_Verilen Görev A_: Kayıtlarda "arrow-left-icon — [302, 272, 308, 280]" içeren satır ile "up-button[interactable] — [587, 251, 605, 265]" içeren satır arasındaki satırları, ikisi de dahil olmak üzere, "Tasks" yerine "Görevler" koyarak güncelleyin. Geri kalan her şey aynı kalsın.

_Çıkarılan Metin_:
_ _ _ _ _

Öncelikli hedef metropoller

                CHP'nin yerel seçimlerdeki adaylarının çoğunluğunu belirlediğini söyleyen Gaytancıoğlu; 'Bizim hedefimiz özellikle İstanbul, Ankara gibi metropoller; Adana, Bursa gibi büyük şehirleri alarak sosyal demokrat belediyeciliği yaymaktır. Çünkü sosyal demokrat belediyeciliğin olduğu yerlerde hem suç oranı az, hem de insanlar daha özgür bir şekilde yaşayabiliyorlar. Bundan sonraki belediyecilik anlayışımız tamamen istihdam yaratan belediyecilik anlayışı olacak. AKP'nin yapamadığı yatırımları bizim yapmamız lazım. Böyle bir sorumluluğumuz var. Biz, CHP'yiz; ülkeyi kuran partiyiz. Böyle bir sorumluluğumuz olduğuna da sonuna kadar inanıyoruz. Örneğin; köylüden bir ürünü alıp, tüketiciye sağlıklı bir şekilde sunabilecek basit paketleme işleminin yapılabileceği tesisler kurabiliriz. İnsanlarımıza ucuz ve sağlıklı tarım ürünleri sunabiliriz. Türkiye'nin genel olarak da bu iktidardan ve gidişattan kurtulması lazım' sözlerine yer verdi.

_ _ _ _ _

_Verilen Veriler_:
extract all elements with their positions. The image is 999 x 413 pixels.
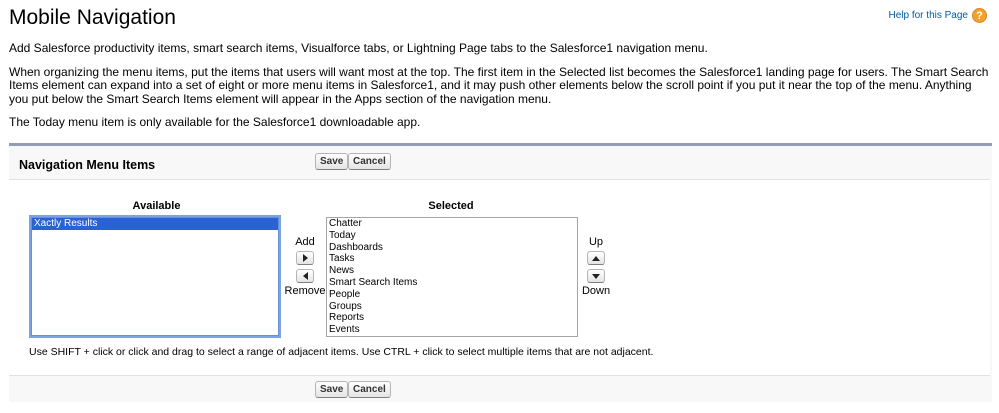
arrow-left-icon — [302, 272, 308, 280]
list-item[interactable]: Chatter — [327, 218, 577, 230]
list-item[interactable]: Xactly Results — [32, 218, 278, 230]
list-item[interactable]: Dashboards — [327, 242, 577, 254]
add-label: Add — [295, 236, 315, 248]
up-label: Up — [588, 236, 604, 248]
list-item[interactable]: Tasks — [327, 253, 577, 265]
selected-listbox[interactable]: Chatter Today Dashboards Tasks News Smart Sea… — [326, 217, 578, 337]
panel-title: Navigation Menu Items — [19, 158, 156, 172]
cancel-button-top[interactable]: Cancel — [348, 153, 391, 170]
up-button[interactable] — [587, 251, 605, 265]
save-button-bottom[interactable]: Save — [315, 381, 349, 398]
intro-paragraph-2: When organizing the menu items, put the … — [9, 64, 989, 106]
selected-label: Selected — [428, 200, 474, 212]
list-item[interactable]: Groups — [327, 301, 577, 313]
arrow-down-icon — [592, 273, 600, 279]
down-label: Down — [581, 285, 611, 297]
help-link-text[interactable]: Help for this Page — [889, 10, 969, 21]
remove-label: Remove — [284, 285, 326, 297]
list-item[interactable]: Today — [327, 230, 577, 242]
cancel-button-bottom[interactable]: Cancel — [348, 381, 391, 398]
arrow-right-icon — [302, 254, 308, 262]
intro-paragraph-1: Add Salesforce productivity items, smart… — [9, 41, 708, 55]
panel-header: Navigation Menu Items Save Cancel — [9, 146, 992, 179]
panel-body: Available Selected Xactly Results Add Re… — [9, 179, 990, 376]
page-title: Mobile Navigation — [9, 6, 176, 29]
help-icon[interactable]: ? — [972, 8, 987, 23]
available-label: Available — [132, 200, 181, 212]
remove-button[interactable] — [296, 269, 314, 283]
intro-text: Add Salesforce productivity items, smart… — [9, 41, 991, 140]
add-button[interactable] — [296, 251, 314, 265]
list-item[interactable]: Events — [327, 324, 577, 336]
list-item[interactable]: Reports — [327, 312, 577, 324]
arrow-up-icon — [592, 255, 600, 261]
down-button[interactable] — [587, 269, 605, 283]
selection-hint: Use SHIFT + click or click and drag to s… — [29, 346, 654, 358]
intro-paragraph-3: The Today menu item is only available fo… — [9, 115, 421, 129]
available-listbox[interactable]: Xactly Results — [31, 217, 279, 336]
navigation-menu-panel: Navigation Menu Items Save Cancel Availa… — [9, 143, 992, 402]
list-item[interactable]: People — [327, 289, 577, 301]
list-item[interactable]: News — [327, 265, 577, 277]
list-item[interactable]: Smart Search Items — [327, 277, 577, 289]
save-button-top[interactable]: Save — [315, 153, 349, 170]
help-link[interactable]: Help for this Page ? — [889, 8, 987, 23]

_ _ _ _ _

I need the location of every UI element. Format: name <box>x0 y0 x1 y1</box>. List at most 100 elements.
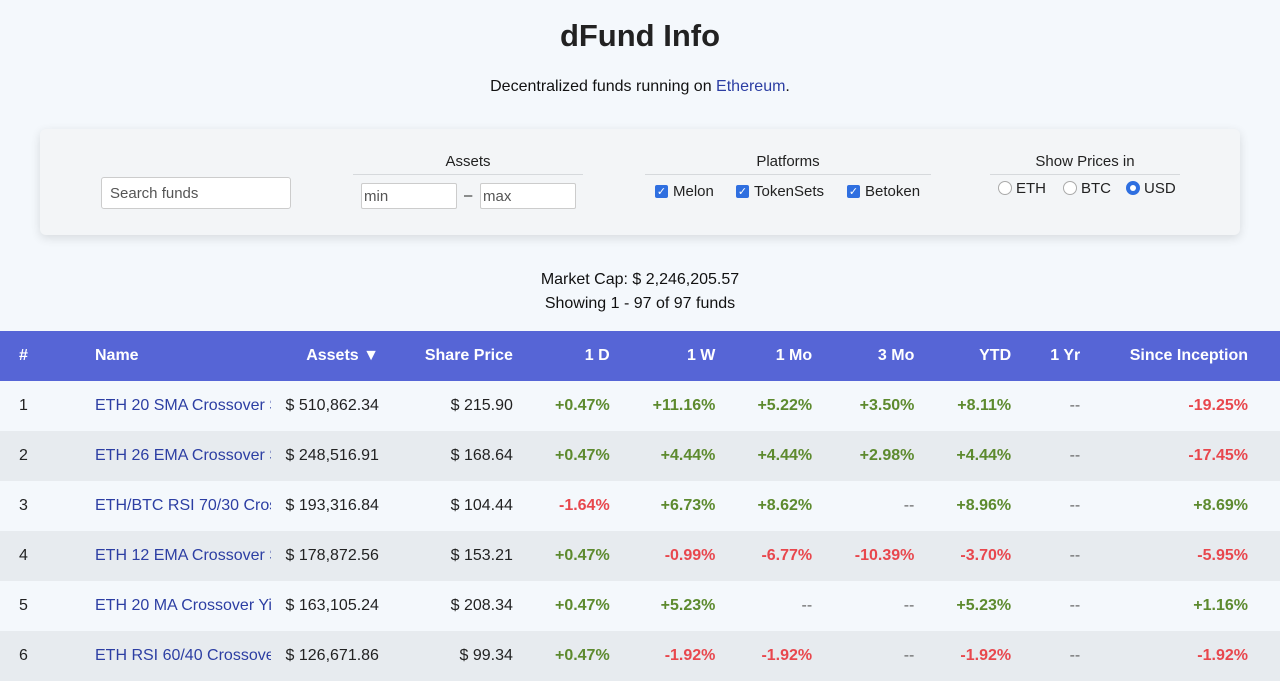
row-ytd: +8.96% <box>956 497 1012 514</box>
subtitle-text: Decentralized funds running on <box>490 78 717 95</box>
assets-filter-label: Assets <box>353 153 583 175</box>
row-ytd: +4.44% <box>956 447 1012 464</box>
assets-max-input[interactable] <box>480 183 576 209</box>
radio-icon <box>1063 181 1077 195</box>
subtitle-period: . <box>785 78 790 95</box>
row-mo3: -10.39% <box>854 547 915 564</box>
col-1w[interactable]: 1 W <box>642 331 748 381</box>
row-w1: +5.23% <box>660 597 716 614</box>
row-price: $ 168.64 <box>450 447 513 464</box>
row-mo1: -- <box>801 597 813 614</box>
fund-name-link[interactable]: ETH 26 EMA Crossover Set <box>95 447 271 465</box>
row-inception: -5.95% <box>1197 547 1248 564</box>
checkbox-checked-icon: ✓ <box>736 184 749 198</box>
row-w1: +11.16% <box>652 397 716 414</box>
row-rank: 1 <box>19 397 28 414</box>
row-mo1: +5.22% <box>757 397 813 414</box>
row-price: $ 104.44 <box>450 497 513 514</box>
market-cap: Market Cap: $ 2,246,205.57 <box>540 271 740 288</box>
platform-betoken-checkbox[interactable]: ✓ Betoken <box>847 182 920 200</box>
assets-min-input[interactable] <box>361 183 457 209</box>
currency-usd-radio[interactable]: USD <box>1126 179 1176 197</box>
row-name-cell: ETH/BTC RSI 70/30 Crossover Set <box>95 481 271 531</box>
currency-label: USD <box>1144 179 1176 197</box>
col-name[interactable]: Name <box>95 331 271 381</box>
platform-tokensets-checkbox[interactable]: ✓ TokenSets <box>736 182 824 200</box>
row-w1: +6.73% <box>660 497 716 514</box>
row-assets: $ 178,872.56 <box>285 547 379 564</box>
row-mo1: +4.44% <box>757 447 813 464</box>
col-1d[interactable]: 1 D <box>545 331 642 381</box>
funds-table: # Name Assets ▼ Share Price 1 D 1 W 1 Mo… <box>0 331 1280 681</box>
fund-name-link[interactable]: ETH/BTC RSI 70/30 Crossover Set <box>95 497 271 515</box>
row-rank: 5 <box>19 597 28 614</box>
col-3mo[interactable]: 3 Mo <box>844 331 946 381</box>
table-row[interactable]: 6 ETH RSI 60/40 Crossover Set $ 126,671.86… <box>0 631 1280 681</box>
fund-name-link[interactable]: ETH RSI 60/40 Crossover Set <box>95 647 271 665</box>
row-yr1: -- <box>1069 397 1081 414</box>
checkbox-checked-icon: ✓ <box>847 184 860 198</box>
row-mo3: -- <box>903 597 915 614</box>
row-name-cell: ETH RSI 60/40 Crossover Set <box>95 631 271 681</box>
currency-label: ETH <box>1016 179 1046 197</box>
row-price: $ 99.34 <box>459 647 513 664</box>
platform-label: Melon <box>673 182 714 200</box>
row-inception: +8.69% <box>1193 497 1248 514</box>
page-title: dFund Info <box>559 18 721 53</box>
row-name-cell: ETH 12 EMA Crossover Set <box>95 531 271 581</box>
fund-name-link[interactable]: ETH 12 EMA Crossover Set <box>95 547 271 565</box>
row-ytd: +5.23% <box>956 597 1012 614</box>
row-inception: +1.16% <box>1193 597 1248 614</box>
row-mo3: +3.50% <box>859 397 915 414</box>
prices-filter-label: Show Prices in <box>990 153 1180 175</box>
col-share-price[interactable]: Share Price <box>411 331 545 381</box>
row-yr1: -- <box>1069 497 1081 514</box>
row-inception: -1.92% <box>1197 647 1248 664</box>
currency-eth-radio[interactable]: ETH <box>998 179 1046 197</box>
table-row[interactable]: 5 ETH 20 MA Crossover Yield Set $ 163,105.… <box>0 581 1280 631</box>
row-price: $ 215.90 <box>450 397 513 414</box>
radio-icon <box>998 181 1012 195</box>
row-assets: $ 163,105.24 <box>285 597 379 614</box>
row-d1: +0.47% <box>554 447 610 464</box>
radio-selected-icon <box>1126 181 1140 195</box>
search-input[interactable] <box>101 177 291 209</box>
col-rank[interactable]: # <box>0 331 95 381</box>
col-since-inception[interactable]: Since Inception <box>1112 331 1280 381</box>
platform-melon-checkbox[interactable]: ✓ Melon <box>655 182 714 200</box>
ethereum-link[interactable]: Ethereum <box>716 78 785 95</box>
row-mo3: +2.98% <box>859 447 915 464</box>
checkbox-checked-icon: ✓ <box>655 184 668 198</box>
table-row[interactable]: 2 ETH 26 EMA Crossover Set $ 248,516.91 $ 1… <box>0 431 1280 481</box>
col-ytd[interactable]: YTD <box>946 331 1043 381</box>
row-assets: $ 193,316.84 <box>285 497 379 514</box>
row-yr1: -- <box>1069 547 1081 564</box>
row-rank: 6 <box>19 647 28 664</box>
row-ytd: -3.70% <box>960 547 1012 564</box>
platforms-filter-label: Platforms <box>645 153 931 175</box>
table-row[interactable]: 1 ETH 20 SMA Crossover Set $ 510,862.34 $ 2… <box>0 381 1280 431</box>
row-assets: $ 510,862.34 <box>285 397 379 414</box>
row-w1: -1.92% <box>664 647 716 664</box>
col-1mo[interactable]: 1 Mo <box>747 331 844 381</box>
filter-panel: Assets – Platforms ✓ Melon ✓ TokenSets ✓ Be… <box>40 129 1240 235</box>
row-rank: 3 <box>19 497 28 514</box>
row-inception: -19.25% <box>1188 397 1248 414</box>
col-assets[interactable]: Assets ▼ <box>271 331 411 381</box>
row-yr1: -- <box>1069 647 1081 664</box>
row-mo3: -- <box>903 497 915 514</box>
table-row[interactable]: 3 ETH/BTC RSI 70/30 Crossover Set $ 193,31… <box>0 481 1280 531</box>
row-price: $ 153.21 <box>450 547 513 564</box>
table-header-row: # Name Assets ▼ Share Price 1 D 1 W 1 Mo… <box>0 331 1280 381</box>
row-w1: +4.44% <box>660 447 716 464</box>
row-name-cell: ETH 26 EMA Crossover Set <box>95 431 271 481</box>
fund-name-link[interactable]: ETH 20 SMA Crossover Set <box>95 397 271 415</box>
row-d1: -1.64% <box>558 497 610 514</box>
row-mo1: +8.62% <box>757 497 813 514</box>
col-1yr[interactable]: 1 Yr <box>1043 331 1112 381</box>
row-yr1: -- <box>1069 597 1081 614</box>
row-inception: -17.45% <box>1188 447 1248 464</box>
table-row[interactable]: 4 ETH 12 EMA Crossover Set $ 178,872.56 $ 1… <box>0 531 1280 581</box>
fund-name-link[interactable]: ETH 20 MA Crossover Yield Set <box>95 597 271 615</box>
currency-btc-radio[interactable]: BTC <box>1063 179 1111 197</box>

_ _ _ _ _

_Verilen Görev B_: Çıkarılan metinde "CHP'nin yerel seçimlerdeki adaylarının" ile başlayan paragrafı ana bilgilerini koruyarak kısa bir madde listesine dönüştürün.

_Nihai Sonuç A_:
arrow-left-icon — [302, 272, 308, 280]
list-item[interactable]: Chatter — [327, 218, 577, 230]
list-item[interactable]: Xactly Results — [32, 218, 278, 230]
list-item[interactable]: Dashboards — [327, 242, 577, 254]
add-label: Add — [295, 236, 315, 248]
up-label: Up — [588, 236, 604, 248]
list-item[interactable]: Görevler — [327, 253, 577, 265]
selected-listbox[interactable]: Chatter Today Dashboards Görevler News Smart Sea… — [326, 217, 578, 337]
panel-title: Navigation Menu Items — [19, 158, 156, 172]
cancel-button-top[interactable]: Cancel — [348, 153, 391, 170]
up-button[interactable] — [587, 251, 605, 265]

_Nihai Sonuç B_:
- Gaytancıoğlu, CHP'nin yerel seçimlerdeki adaylarının çoğunluğunu belirlediğini söyledi.
- Hedef, İstanbul ve Ankara gibi metropolleri, Adana ve Bursa gibi büyük şehirleri alarak sosyal demokrat belediyeciliği yaymak.
- Gerekçe: Sosyal demokrat belediyeciliğin olduğu yerlerde suç oranı az ve insanlar daha özgür yaşayabiliyor.
- Bundan sonraki belediyecilik anlayışı tamamen istihdam yaratmaya dayanacak.
- AKP'nin yapamadığı yatırımları yapmak, ülkeyi kuran parti olarak CHP'nin sorumluluğu.
- Örnek olarak köylünün ürününü basit paketlemeyle tüketiciye sağlıklı biçimde sunacak tesisler kurulabilir ve insanlara ucuz, sağlıklı tarım ürünleri sunulabilir.
- Türkiye'nin bu iktidardan ve gidişattan kurtulması gerekiyor.